Transcribe every line exactly and omit anything that is a picture.

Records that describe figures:
•••••

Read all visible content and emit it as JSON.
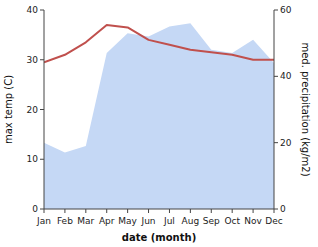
{
  "chart_data": {
    "type": "line",
    "categories": [
      "Jan",
      "Feb",
      "Mar",
      "Apr",
      "May",
      "Jun",
      "Jul",
      "Aug",
      "Sep",
      "Oct",
      "Nov",
      "Dec"
    ],
    "xlabel": "date (month)",
    "ylabel": "max temp (C)",
    "y2label": "med. precipitation (kg/m2)",
    "ylim": [
      0,
      40
    ],
    "yticks": [
      0,
      10,
      20,
      30,
      40
    ],
    "y2lim": [
      0,
      60
    ],
    "y2ticks": [
      0,
      20,
      40,
      60
    ],
    "grid": false,
    "series": [
      {
        "type": "area",
        "axis": "y2",
        "color": "#c5d8f5",
        "values": [
          20.0,
          17.0,
          19.0,
          47.0,
          53.0,
          52.0,
          55.0,
          56.0,
          48.0,
          47.0,
          51.0,
          44.0
        ]
      },
      {
        "type": "line",
        "color": "#c0504d",
        "values": [
          29.5,
          31.0,
          33.5,
          37.0,
          36.5,
          34.0,
          33.0,
          32.0,
          31.5,
          31.0,
          30.0,
          30.0
        ]
      }
    ]
  }
}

•••••

▸ Result of the exercise
Read all visible content and emit it as JSON.
{
  "chart_data": {
    "type": "line",
    "categories": [
      "Jan",
      "Feb",
      "Mar",
      "Apr",
      "May",
      "Jun",
      "Jul",
      "Aug",
      "Sep",
      "Oct",
      "Nov",
      "Dec"
    ],
    "xlabel": "date (month)",
    "ylabel": "max temp (C)",
    "y2label": "med. precipitation (kg/m2)",
    "ylim": [
      0,
      40
    ],
    "yticks": [
      0,
      10,
      20,
      30,
      40
    ],
    "y2lim": [
      0,
      60
    ],
    "y2ticks": [
      0,
      20,
      40,
      60
    ],
    "grid": false,
    "series": [
      {
        "type": "area",
        "axis": "y2",
        "color": "#c5d8f5",
        "values": [
          20.0,
          17.0,
          19.0,
          47.0,
          53.0,
          52.0,
          55.0,
          56.0,
          48.0,
          47.0,
          51.0,
          44.0
        ]
      },
      {
        "type": "line",
        "color": "#c0504d",
        "values": [
          29.5,
          31.0,
          33.5,
          37.0,
          36.5,
          34.0,
          33.0,
          32.0,
          31.5,
          31.0,
          30.0,
          30.0
        ]
      }
    ]
  }
}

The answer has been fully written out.